→ Selected text
■ ■ ■ ■
使用 Itertools 创建来自多个列表的元素组合列表

Question

I have the following:

a = [i/100 for i in range(5,105,5)]
a.append(0)
b = [i/100 for i in range(5,105,5)]
b.append(0)
c = [i/100 for i in range(5,105,5)]
c.append(0)
d = [i/100 for i in range(5,105,5)]
d.append(0)
e = [i/100 for i in range(5,105,5)]
e.append(0)

combs =  itertools.product(a,b,c,d,e)

'combs' would give me all possible combinations of a,b,c,d and e. However, I was wondering if I could combine them so that they add up to 1.

Thank you.

Answer 1

As far as I know there is no builtin way in itertools to do this. You can evidently filter the result, but this would be rather inefficient : one expects only a small amount of combinations to add up to sum .

Given all fed values are positive (zero is acceptable) however, you can use this lazy function:

def product_sum(sum,*args):
    return product_sum_intern(sum,0,0,[],*args)

def product_sum_intern(sum,cur_sum,idx,cur,*args):
    if idx >= len(args):
        if sum == cur_sum:
            yield tuple(cur)
    elif cur_sum <= sum:
        for x in args[idx]:
            cur.append(x)
            for e in product_sum_intern(sum,cur_sum+x,idx+1,cur,*args):
                yield e
            cur.pop()

For instance:

>>> list(product_sum(15,[1,12],[1,4,7],[0,3,6,7],[0,1]))
[(1, 7, 6, 1), (1, 7, 7, 0)]

this algorithm gives up on branches as soon as it finds out it is already overshooting the sum. A more advanced algorithm exists that also gives up branches if there is no way to get in reach of the sum.

Answer 2

To produce a list of all such results:

combs = [comb for comb in combs if sum(comb) ==1]

Or, if you can use a generator of that data:

combs = (comb for comb in combs if sum(comb) ==1)
■ ■ ■ ■
→ Objectives
(a) In the itertools forum thread, what does the algorithm in Answer 1 do once it finds it is already overshooting the sum?
(b) Write out the passage of the itertools thread between "Given all fed" and "yield tuple(cur)", inclusive, word for word.
■ ■ ■ ■
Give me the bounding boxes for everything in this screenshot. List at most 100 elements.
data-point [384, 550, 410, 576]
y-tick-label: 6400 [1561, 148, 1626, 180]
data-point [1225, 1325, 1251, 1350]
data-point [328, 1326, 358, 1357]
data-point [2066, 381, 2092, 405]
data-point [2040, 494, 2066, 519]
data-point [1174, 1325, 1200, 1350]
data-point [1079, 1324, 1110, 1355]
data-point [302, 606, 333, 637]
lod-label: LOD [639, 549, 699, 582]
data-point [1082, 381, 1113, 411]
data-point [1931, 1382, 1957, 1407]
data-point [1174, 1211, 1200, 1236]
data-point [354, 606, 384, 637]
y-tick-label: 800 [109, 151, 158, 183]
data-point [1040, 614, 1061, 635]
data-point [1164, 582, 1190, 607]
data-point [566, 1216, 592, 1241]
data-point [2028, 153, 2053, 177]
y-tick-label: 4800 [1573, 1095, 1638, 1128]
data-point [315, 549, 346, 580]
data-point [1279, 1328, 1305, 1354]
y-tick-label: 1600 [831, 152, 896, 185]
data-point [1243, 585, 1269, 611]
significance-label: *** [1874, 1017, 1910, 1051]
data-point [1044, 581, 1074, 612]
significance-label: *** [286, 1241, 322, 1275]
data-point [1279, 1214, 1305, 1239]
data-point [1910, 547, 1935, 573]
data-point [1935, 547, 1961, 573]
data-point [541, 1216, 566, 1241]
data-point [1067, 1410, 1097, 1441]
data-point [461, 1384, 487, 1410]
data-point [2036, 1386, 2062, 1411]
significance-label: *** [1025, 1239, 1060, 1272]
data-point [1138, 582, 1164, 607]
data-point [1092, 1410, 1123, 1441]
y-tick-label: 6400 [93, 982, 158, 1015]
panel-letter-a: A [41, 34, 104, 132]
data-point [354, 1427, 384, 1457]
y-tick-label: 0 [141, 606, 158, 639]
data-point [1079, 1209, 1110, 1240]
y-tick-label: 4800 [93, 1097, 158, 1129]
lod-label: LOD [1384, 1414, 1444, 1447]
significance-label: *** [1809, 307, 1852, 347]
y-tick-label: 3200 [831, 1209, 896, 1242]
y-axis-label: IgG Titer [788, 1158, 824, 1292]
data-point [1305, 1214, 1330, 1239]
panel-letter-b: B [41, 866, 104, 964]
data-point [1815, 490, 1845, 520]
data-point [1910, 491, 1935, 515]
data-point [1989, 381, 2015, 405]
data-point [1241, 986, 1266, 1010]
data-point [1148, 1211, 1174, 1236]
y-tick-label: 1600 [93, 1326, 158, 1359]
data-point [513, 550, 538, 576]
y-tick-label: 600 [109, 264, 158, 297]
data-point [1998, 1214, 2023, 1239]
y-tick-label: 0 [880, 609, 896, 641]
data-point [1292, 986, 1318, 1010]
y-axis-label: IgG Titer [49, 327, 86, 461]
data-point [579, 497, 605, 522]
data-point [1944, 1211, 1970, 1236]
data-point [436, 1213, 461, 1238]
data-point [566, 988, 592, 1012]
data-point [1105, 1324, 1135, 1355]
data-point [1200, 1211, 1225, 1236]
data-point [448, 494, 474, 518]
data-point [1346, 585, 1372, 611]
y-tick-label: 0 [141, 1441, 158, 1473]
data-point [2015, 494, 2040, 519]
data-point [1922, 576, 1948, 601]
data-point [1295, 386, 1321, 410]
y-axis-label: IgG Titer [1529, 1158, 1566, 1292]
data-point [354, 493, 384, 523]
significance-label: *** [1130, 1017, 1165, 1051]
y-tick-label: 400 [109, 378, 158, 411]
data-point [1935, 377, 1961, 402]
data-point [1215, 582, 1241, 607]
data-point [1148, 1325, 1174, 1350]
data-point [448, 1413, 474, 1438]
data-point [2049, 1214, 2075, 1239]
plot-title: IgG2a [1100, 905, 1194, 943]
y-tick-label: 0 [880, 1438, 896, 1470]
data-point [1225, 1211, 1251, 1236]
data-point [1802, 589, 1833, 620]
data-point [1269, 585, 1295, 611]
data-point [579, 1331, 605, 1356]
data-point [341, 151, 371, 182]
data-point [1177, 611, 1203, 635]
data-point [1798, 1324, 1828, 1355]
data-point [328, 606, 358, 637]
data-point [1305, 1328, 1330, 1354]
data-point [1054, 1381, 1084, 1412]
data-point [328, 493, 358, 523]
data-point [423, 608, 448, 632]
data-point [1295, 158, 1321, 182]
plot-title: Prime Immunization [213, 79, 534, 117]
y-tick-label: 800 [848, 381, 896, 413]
■ ■ ■ ■
→ Responses per task
(a) It gives up on those branches.

(b)
Given all fed values are positive (zero is acceptable) however, you can use this lazy function:

def product_sum(sum,*args):
    return product_sum_intern(sum,0,0,[],*args)

def product_sum_intern(sum,cur_sum,idx,cur,*args):
    if idx >= len(args):
        if sum == cur_sum:
            yield tuple(cur)